_Written request:_
Identify, in the records below, every line where the string "from" appears, and copy each such line.

_Extracted entries:_
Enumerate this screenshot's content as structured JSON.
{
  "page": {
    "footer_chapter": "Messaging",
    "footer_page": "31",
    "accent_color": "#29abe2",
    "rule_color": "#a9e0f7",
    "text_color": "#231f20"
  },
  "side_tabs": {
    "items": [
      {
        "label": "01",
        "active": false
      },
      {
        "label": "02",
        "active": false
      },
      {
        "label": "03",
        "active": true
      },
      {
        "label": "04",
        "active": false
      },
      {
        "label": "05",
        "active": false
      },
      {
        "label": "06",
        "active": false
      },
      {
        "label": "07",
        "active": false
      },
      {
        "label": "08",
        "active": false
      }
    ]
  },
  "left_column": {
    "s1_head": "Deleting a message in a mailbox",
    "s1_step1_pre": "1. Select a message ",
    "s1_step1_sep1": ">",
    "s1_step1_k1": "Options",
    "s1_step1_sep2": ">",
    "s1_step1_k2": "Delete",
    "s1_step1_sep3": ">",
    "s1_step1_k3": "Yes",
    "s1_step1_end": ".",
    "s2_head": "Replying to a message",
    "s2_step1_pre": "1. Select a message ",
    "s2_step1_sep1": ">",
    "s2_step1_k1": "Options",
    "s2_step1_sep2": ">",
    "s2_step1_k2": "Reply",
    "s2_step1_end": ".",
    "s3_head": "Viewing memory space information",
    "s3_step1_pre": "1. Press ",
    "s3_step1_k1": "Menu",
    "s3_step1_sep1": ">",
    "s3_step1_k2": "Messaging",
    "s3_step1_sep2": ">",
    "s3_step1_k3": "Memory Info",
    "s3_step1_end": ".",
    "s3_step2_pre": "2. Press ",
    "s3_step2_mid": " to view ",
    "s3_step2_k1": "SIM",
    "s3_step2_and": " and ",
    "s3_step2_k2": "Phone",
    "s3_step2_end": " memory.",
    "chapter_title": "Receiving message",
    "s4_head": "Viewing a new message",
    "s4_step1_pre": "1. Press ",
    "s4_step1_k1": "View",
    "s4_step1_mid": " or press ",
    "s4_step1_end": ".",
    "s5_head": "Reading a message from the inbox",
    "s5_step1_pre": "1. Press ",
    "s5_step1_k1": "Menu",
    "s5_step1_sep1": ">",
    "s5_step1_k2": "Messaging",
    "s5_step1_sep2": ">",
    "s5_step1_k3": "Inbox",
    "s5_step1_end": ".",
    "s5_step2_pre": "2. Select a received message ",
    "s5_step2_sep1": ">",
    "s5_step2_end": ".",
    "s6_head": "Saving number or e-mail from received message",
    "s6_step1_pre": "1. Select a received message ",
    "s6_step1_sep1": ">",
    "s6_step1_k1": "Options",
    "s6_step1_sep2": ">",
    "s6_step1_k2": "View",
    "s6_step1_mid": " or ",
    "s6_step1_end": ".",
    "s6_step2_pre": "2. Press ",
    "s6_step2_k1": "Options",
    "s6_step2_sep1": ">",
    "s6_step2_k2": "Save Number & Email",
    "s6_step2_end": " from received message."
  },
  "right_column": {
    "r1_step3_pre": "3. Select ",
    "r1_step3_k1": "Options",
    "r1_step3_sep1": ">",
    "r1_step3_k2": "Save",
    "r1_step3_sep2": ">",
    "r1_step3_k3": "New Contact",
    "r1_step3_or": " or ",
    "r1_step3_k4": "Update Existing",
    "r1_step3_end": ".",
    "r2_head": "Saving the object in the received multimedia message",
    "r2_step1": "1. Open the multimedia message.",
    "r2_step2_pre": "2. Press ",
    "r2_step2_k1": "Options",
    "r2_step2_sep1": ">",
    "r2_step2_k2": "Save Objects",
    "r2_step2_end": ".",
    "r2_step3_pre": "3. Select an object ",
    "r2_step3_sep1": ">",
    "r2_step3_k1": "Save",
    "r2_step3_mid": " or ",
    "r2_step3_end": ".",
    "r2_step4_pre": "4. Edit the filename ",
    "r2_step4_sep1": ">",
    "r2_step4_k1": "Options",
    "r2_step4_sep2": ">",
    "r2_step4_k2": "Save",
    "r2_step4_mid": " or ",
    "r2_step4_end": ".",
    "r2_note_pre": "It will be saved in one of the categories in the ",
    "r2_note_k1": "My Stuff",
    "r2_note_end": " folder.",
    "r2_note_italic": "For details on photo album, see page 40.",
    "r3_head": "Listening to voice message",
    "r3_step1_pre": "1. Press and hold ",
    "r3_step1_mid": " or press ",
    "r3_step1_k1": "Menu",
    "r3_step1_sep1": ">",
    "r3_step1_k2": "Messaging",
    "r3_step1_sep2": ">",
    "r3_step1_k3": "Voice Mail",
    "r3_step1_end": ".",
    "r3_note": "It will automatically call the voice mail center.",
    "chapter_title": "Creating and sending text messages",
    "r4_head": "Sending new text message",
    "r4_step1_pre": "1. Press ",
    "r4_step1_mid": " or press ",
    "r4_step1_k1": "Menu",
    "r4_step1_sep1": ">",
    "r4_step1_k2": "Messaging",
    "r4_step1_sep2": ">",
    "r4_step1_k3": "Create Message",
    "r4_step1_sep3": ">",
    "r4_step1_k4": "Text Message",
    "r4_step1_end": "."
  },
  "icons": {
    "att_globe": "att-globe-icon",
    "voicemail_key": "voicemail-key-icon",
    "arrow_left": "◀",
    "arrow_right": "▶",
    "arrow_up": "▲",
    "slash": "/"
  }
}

_Worked answer:_
    "s5_head": "Reading a message from the inbox",
    "s6_head": "Saving number or e-mail from received message",
    "s6_step2_end": " from received message."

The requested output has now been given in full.